### Source data:
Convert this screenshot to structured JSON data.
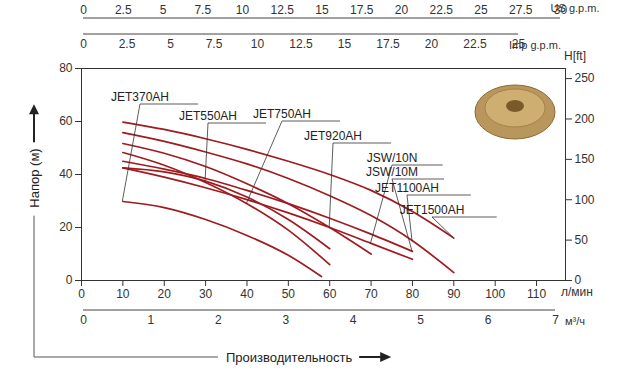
{
  "chart_data": {
    "type": "line",
    "xlabel": "Производительность",
    "xunit": "л/мин",
    "ylabel": "Напор (м)",
    "y2label": "H[ft]",
    "xlim": [
      0,
      117
    ],
    "xticks": [
      0,
      10,
      20,
      30,
      40,
      50,
      60,
      70,
      80,
      90,
      100,
      110
    ],
    "ylim": [
      0,
      80
    ],
    "yticks": [
      0,
      20,
      40,
      60,
      80
    ],
    "y2lim": [
      0,
      262.5
    ],
    "y2ticks": [
      0,
      50,
      100,
      150,
      200,
      250
    ],
    "x_axes": [
      {
        "label": "US g.p.m.",
        "xlim": [
          0,
          30
        ],
        "xticks": [
          0,
          2.5,
          5,
          7.5,
          10,
          12.5,
          15,
          17.5,
          20,
          22.5,
          25,
          27.5,
          30
        ]
      },
      {
        "label": "Imp g.p.m.",
        "xlim": [
          0,
          25
        ],
        "xticks": [
          0,
          2.5,
          5,
          7.5,
          10,
          12.5,
          15,
          17.5,
          20,
          22.5,
          25
        ]
      },
      {
        "label": "м³/ч",
        "xlim": [
          0,
          7
        ],
        "xticks": [
          0,
          1,
          2,
          3,
          4,
          5,
          6,
          7
        ]
      }
    ],
    "grid": false,
    "color": "#9e1b20",
    "line_style": "solid",
    "series": [
      {
        "name": "JET370AH",
        "x": [
          10,
          20,
          30,
          40,
          50,
          58
        ],
        "values": [
          29.8,
          27.5,
          23,
          17,
          9.5,
          1.5
        ]
      },
      {
        "name": "JET550AH",
        "x": [
          10,
          20,
          30,
          40,
          50,
          60
        ],
        "values": [
          42.5,
          41,
          37.5,
          31.5,
          23,
          12
        ]
      },
      {
        "name": "JET750AH",
        "x": [
          10,
          20,
          30,
          40,
          50,
          60
        ],
        "values": [
          48.3,
          43.5,
          37,
          29,
          19,
          6
        ]
      },
      {
        "name": "JET920AH",
        "x": [
          10,
          20,
          30,
          40,
          50,
          60,
          70
        ],
        "values": [
          51.7,
          48,
          43,
          36.5,
          29,
          20,
          10
        ]
      },
      {
        "name": "JSW/10N",
        "x": [
          10,
          20,
          30,
          40,
          50,
          60,
          70,
          80
        ],
        "values": [
          42.5,
          39,
          35,
          30.5,
          25.5,
          20,
          14,
          8
        ]
      },
      {
        "name": "JSW/10M",
        "x": [
          10,
          20,
          30,
          40,
          50,
          60,
          70,
          80
        ],
        "values": [
          45,
          42,
          38.5,
          34,
          29,
          23.5,
          17.5,
          11
        ]
      },
      {
        "name": "JET1100AH",
        "x": [
          10,
          20,
          30,
          40,
          50,
          60,
          70,
          80,
          90
        ],
        "values": [
          55.8,
          52.5,
          48.5,
          44,
          38.5,
          32,
          24.5,
          15,
          3
        ]
      },
      {
        "name": "JET1500AH",
        "x": [
          10,
          20,
          30,
          40,
          50,
          60,
          70,
          80,
          90
        ],
        "values": [
          59.8,
          57,
          53.5,
          49.5,
          45,
          40,
          34,
          26,
          16
        ]
      }
    ]
  }
}
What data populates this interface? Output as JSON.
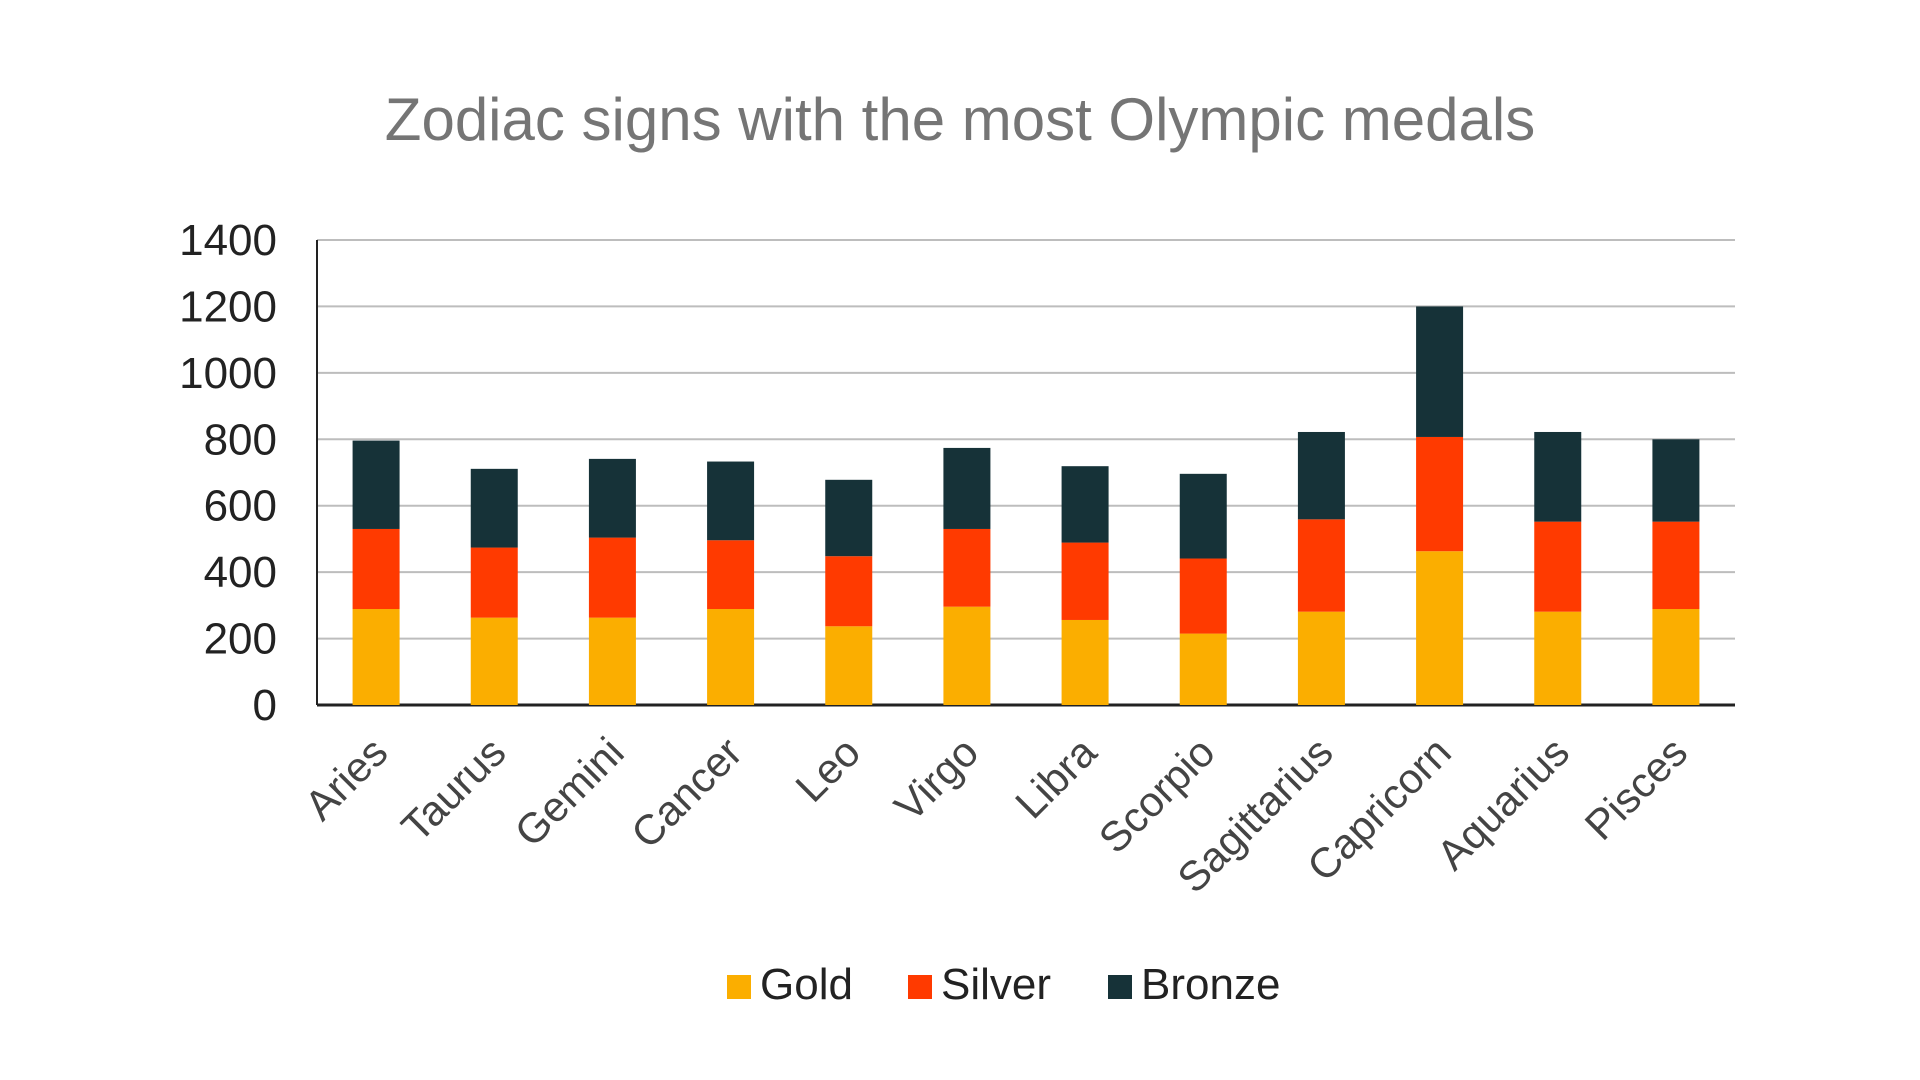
{
  "chart_data": {
    "type": "bar",
    "stacked": true,
    "title": "Zodiac signs with the most Olympic medals",
    "xlabel": "",
    "ylabel": "",
    "ylim": [
      0,
      1400
    ],
    "yticks": [
      0,
      200,
      400,
      600,
      800,
      1000,
      1200,
      1400
    ],
    "grid": true,
    "legend_position": "bottom",
    "categories": [
      "Aries",
      "Taurus",
      "Gemini",
      "Cancer",
      "Leo",
      "Virgo",
      "Libra",
      "Scorpio",
      "Sagittarius",
      "Capricorn",
      "Aquarius",
      "Pisces"
    ],
    "series": [
      {
        "name": "Gold",
        "color": "#FBAE00",
        "values": [
          289,
          263,
          263,
          289,
          237,
          296,
          256,
          215,
          281,
          463,
          281,
          289
        ]
      },
      {
        "name": "Silver",
        "color": "#FF3A00",
        "values": [
          241,
          211,
          241,
          207,
          211,
          234,
          233,
          226,
          278,
          344,
          271,
          263
        ]
      },
      {
        "name": "Bronze",
        "color": "#163238",
        "values": [
          266,
          237,
          237,
          237,
          230,
          244,
          230,
          255,
          263,
          393,
          270,
          248
        ]
      }
    ]
  }
}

### Given exercise:
Quote each line of the listing exactly, but leave the pictures out.

### Final result:
Convert this screenshot to structured JSON data.
{
  "chart_data": {
    "type": "line",
    "xlabel": "Производительность",
    "xunit": "л/мин",
    "ylabel": "Напор (м)",
    "y2label": "H[ft]",
    "xlim": [
      0,
      117
    ],
    "xticks": [
      0,
      10,
      20,
      30,
      40,
      50,
      60,
      70,
      80,
      90,
      100,
      110
    ],
    "ylim": [
      0,
      80
    ],
    "yticks": [
      0,
      20,
      40,
      60,
      80
    ],
    "y2lim": [
      0,
      262.5
    ],
    "y2ticks": [
      0,
      50,
      100,
      150,
      200,
      250
    ],
    "x_axes": [
      {
        "label": "US g.p.m.",
        "xlim": [
          0,
          30
        ],
        "xticks": [
          0,
          2.5,
          5,
          7.5,
          10,
          12.5,
          15,
          17.5,
          20,
          22.5,
          25,
          27.5,
          30
        ]
      },
      {
        "label": "Imp g.p.m.",
        "xlim": [
          0,
          25
        ],
        "xticks": [
          0,
          2.5,
          5,
          7.5,
          10,
          12.5,
          15,
          17.5,
          20,
          22.5,
          25
        ]
      },
      {
        "label": "м³/ч",
        "xlim": [
          0,
          7
        ],
        "xticks": [
          0,
          1,
          2,
          3,
          4,
          5,
          6,
          7
        ]
      }
    ],
    "grid": false,
    "color": "#9e1b20",
    "line_style": "solid",
    "series": [
      {
        "name": "JET370AH",
        "x": [
          10,
          20,
          30,
          40,
          50,
          58
        ],
        "values": [
          29.8,
          27.5,
          23,
          17,
          9.5,
          1.5
        ]
      },
      {
        "name": "JET550AH",
        "x": [
          10,
          20,
          30,
          40,
          50,
          60
        ],
        "values": [
          42.5,
          41,
          37.5,
          31.5,
          23,
          12
        ]
      },
      {
        "name": "JET750AH",
        "x": [
          10,
          20,
          30,
          40,
          50,
          60
        ],
        "values": [
          48.3,
          43.5,
          37,
          29,
          19,
          6
        ]
      },
      {
        "name": "JET920AH",
        "x": [
          10,
          20,
          30,
          40,
          50,
          60,
          70
        ],
        "values": [
          51.7,
          48,
          43,
          36.5,
          29,
          20,
          10
        ]
      },
      {
        "name": "JSW/10N",
        "x": [
          10,
          20,
          30,
          40,
          50,
          60,
          70,
          80
        ],
        "values": [
          42.5,
          39,
          35,
          30.5,
          25.5,
          20,
          14,
          8
        ]
      },
      {
        "name": "JSW/10M",
        "x": [
          10,
          20,
          30,
          40,
          50,
          60,
          70,
          80
        ],
        "values": [
          45,
          42,
          38.5,
          34,
          29,
          23.5,
          17.5,
          11
        ]
      },
      {
        "name": "JET1100AH",
        "x": [
          10,
          20,
          30,
          40,
          50,
          60,
          70,
          80,
          90
        ],
        "values": [
          55.8,
          52.5,
          48.5,
          44,
          38.5,
          32,
          24.5,
          15,
          3
        ]
      },
      {
        "name": "JET1500AH",
        "x": [
          10,
          20,
          30,
          40,
          50,
          60,
          70,
          80,
          90
        ],
        "values": [
          59.8,
          57,
          53.5,
          49.5,
          45,
          40,
          34,
          26,
          16
        ]
      }
    ]
  }
}
What data populates this interface? Output as JSON.
{
  "chart_data": {
    "type": "bar",
    "stacked": true,
    "title": "Zodiac signs with the most Olympic medals",
    "xlabel": "",
    "ylabel": "",
    "ylim": [
      0,
      1400
    ],
    "yticks": [
      0,
      200,
      400,
      600,
      800,
      1000,
      1200,
      1400
    ],
    "grid": true,
    "legend_position": "bottom",
    "categories": [
      "Aries",
      "Taurus",
      "Gemini",
      "Cancer",
      "Leo",
      "Virgo",
      "Libra",
      "Scorpio",
      "Sagittarius",
      "Capricorn",
      "Aquarius",
      "Pisces"
    ],
    "series": [
      {
        "name": "Gold",
        "color": "#FBAE00",
        "values": [
          289,
          263,
          263,
          289,
          237,
          296,
          256,
          215,
          281,
          463,
          281,
          289
        ]
      },
      {
        "name": "Silver",
        "color": "#FF3A00",
        "values": [
          241,
          211,
          241,
          207,
          211,
          234,
          233,
          226,
          278,
          344,
          271,
          263
        ]
      },
      {
        "name": "Bronze",
        "color": "#163238",
        "values": [
          266,
          237,
          237,
          237,
          230,
          244,
          230,
          255,
          263,
          393,
          270,
          248
        ]
      }
    ]
  }
}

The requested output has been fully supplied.